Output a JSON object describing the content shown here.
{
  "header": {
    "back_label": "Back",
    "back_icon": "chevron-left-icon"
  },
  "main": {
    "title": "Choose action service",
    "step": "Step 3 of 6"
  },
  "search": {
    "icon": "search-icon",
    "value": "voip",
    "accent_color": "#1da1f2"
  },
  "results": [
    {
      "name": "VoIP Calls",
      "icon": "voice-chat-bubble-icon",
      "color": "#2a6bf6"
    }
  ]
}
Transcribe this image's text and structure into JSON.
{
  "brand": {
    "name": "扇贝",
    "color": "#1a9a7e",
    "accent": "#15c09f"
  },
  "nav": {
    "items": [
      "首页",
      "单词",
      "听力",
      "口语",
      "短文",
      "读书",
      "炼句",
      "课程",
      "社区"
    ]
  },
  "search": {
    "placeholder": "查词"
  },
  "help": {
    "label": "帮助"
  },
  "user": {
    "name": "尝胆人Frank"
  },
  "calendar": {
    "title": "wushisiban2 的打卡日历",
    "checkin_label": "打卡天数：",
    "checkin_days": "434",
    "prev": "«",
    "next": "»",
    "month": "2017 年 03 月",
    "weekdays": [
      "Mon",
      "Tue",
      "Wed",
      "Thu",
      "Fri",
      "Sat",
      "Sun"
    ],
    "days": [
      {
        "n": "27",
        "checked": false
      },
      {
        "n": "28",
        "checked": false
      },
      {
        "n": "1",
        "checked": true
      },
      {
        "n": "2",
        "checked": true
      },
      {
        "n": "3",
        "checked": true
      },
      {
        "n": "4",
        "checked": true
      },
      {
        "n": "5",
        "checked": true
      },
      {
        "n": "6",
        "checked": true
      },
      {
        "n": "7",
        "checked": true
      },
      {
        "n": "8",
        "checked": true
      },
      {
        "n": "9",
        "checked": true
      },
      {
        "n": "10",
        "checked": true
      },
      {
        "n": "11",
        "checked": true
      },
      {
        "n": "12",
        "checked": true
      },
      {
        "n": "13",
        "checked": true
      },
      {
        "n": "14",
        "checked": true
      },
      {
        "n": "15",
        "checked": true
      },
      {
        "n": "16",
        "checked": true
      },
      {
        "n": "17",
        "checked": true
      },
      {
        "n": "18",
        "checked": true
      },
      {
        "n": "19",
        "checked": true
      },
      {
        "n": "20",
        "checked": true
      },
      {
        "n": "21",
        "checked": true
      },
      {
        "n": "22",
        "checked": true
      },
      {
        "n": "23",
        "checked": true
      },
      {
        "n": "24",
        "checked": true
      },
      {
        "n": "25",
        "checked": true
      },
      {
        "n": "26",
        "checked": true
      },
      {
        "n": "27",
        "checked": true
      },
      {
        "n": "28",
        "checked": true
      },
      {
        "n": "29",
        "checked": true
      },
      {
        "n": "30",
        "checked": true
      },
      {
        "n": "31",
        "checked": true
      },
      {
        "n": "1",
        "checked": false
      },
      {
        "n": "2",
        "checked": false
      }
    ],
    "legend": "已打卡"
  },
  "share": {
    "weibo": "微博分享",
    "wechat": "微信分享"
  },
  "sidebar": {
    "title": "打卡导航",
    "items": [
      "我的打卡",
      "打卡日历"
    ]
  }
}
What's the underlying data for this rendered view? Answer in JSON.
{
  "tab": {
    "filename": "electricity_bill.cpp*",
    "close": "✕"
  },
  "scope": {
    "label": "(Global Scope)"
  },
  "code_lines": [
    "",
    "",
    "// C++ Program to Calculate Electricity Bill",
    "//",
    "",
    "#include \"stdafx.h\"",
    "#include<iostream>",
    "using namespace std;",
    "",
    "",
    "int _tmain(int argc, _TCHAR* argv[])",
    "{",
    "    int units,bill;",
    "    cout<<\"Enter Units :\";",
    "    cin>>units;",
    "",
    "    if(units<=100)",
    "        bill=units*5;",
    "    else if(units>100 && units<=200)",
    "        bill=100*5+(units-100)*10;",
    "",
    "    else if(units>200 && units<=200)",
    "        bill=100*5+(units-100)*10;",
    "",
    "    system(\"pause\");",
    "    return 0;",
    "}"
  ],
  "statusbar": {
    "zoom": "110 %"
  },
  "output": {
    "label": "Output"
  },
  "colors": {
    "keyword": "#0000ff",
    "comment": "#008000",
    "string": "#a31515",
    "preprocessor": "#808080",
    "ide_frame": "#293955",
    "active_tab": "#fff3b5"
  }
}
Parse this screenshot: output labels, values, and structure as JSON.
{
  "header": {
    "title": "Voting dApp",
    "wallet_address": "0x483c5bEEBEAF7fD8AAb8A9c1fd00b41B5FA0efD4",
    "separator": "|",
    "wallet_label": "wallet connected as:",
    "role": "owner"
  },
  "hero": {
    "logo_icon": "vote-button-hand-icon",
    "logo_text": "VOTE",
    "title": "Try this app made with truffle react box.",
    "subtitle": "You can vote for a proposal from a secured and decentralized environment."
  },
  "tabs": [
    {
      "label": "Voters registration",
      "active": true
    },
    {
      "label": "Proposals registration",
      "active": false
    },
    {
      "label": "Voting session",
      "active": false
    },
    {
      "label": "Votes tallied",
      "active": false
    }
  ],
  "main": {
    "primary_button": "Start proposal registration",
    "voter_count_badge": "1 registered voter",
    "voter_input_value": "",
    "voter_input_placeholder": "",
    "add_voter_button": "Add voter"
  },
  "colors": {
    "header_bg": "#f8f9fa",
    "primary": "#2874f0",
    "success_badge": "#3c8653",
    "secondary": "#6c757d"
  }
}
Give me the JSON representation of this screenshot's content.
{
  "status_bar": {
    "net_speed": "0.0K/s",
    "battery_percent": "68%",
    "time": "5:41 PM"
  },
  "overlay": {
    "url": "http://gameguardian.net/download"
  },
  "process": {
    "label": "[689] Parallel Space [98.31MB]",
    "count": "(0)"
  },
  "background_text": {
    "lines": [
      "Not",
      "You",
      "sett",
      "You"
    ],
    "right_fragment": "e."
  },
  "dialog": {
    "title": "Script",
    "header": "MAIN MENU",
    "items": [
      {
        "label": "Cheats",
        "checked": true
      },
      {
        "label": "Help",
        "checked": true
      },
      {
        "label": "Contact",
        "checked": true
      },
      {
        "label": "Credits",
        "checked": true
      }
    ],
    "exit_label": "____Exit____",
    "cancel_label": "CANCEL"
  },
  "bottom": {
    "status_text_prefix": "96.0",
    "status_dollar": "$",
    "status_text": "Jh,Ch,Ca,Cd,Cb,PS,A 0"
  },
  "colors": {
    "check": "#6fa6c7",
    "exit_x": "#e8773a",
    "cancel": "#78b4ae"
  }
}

━━━━━━━━━━

# GIVEN INSTRUCTION:
Retype all of the material above with every character intact.

# THE RESPONSE:
Output a JSON object describing the content shown here.
{
  "header": {
    "back_label": "Back",
    "back_icon": "chevron-left-icon"
  },
  "main": {
    "title": "Choose action service",
    "step": "Step 3 of 6"
  },
  "search": {
    "icon": "search-icon",
    "value": "voip",
    "accent_color": "#1da1f2"
  },
  "results": [
    {
      "name": "VoIP Calls",
      "icon": "voice-chat-bubble-icon",
      "color": "#2a6bf6"
    }
  ]
}
Transcribe this image's text and structure into JSON.
{
  "brand": {
    "name": "扇贝",
    "color": "#1a9a7e",
    "accent": "#15c09f"
  },
  "nav": {
    "items": [
      "首页",
      "单词",
      "听力",
      "口语",
      "短文",
      "读书",
      "炼句",
      "课程",
      "社区"
    ]
  },
  "search": {
    "placeholder": "查词"
  },
  "help": {
    "label": "帮助"
  },
  "user": {
    "name": "尝胆人Frank"
  },
  "calendar": {
    "title": "wushisiban2 的打卡日历",
    "checkin_label": "打卡天数：",
    "checkin_days": "434",
    "prev": "«",
    "next": "»",
    "month": "2017 年 03 月",
    "weekdays": [
      "Mon",
      "Tue",
      "Wed",
      "Thu",
      "Fri",
      "Sat",
      "Sun"
    ],
    "days": [
      {
        "n": "27",
        "checked": false
      },
      {
        "n": "28",
        "checked": false
      },
      {
        "n": "1",
        "checked": true
      },
      {
        "n": "2",
        "checked": true
      },
      {
        "n": "3",
        "checked": true
      },
      {
        "n": "4",
        "checked": true
      },
      {
        "n": "5",
        "checked": true
      },
      {
        "n": "6",
        "checked": true
      },
      {
        "n": "7",
        "checked": true
      },
      {
        "n": "8",
        "checked": true
      },
      {
        "n": "9",
        "checked": true
      },
      {
        "n": "10",
        "checked": true
      },
      {
        "n": "11",
        "checked": true
      },
      {
        "n": "12",
        "checked": true
      },
      {
        "n": "13",
        "checked": true
      },
      {
        "n": "14",
        "checked": true
      },
      {
        "n": "15",
        "checked": true
      },
      {
        "n": "16",
        "checked": true
      },
      {
        "n": "17",
        "checked": true
      },
      {
        "n": "18",
        "checked": true
      },
      {
        "n": "19",
        "checked": true
      },
      {
        "n": "20",
        "checked": true
      },
      {
        "n": "21",
        "checked": true
      },
      {
        "n": "22",
        "checked": true
      },
      {
        "n": "23",
        "checked": true
      },
      {
        "n": "24",
        "checked": true
      },
      {
        "n": "25",
        "checked": true
      },
      {
        "n": "26",
        "checked": true
      },
      {
        "n": "27",
        "checked": true
      },
      {
        "n": "28",
        "checked": true
      },
      {
        "n": "29",
        "checked": true
      },
      {
        "n": "30",
        "checked": true
      },
      {
        "n": "31",
        "checked": true
      },
      {
        "n": "1",
        "checked": false
      },
      {
        "n": "2",
        "checked": false
      }
    ],
    "legend": "已打卡"
  },
  "share": {
    "weibo": "微博分享",
    "wechat": "微信分享"
  },
  "sidebar": {
    "title": "打卡导航",
    "items": [
      "我的打卡",
      "打卡日历"
    ]
  }
}
What's the underlying data for this rendered view? Answer in JSON.
{
  "tab": {
    "filename": "electricity_bill.cpp*",
    "close": "✕"
  },
  "scope": {
    "label": "(Global Scope)"
  },
  "code_lines": [
    "",
    "",
    "// C++ Program to Calculate Electricity Bill",
    "//",
    "",
    "#include \"stdafx.h\"",
    "#include<iostream>",
    "using namespace std;",
    "",
    "",
    "int _tmain(int argc, _TCHAR* argv[])",
    "{",
    "    int units,bill;",
    "    cout<<\"Enter Units :\";",
    "    cin>>units;",
    "",
    "    if(units<=100)",
    "        bill=units*5;",
    "    else if(units>100 && units<=200)",
    "        bill=100*5+(units-100)*10;",
    "",
    "    else if(units>200 && units<=200)",
    "        bill=100*5+(units-100)*10;",
    "",
    "    system(\"pause\");",
    "    return 0;",
    "}"
  ],
  "statusbar": {
    "zoom": "110 %"
  },
  "output": {
    "label": "Output"
  },
  "colors": {
    "keyword": "#0000ff",
    "comment": "#008000",
    "string": "#a31515",
    "preprocessor": "#808080",
    "ide_frame": "#293955",
    "active_tab": "#fff3b5"
  }
}
Parse this screenshot: output labels, values, and structure as JSON.
{
  "header": {
    "title": "Voting dApp",
    "wallet_address": "0x483c5bEEBEAF7fD8AAb8A9c1fd00b41B5FA0efD4",
    "separator": "|",
    "wallet_label": "wallet connected as:",
    "role": "owner"
  },
  "hero": {
    "logo_icon": "vote-button-hand-icon",
    "logo_text": "VOTE",
    "title": "Try this app made with truffle react box.",
    "subtitle": "You can vote for a proposal from a secured and decentralized environment."
  },
  "tabs": [
    {
      "label": "Voters registration",
      "active": true
    },
    {
      "label": "Proposals registration",
      "active": false
    },
    {
      "label": "Voting session",
      "active": false
    },
    {
      "label": "Votes tallied",
      "active": false
    }
  ],
  "main": {
    "primary_button": "Start proposal registration",
    "voter_count_badge": "1 registered voter",
    "voter_input_value": "",
    "voter_input_placeholder": "",
    "add_voter_button": "Add voter"
  },
  "colors": {
    "header_bg": "#f8f9fa",
    "primary": "#2874f0",
    "success_badge": "#3c8653",
    "secondary": "#6c757d"
  }
}
Give me the JSON representation of this screenshot's content.
{
  "status_bar": {
    "net_speed": "0.0K/s",
    "battery_percent": "68%",
    "time": "5:41 PM"
  },
  "overlay": {
    "url": "http://gameguardian.net/download"
  },
  "process": {
    "label": "[689] Parallel Space [98.31MB]",
    "count": "(0)"
  },
  "background_text": {
    "lines": [
      "Not",
      "You",
      "sett",
      "You"
    ],
    "right_fragment": "e."
  },
  "dialog": {
    "title": "Script",
    "header": "MAIN MENU",
    "items": [
      {
        "label": "Cheats",
        "checked": true
      },
      {
        "label": "Help",
        "checked": true
      },
      {
        "label": "Contact",
        "checked": true
      },
      {
        "label": "Credits",
        "checked": true
      }
    ],
    "exit_label": "____Exit____",
    "cancel_label": "CANCEL"
  },
  "bottom": {
    "status_text_prefix": "96.0",
    "status_dollar": "$",
    "status_text": "Jh,Ch,Ca,Cd,Cb,PS,A 0"
  },
  "colors": {
    "check": "#6fa6c7",
    "exit_x": "#e8773a",
    "cancel": "#78b4ae"
  }
}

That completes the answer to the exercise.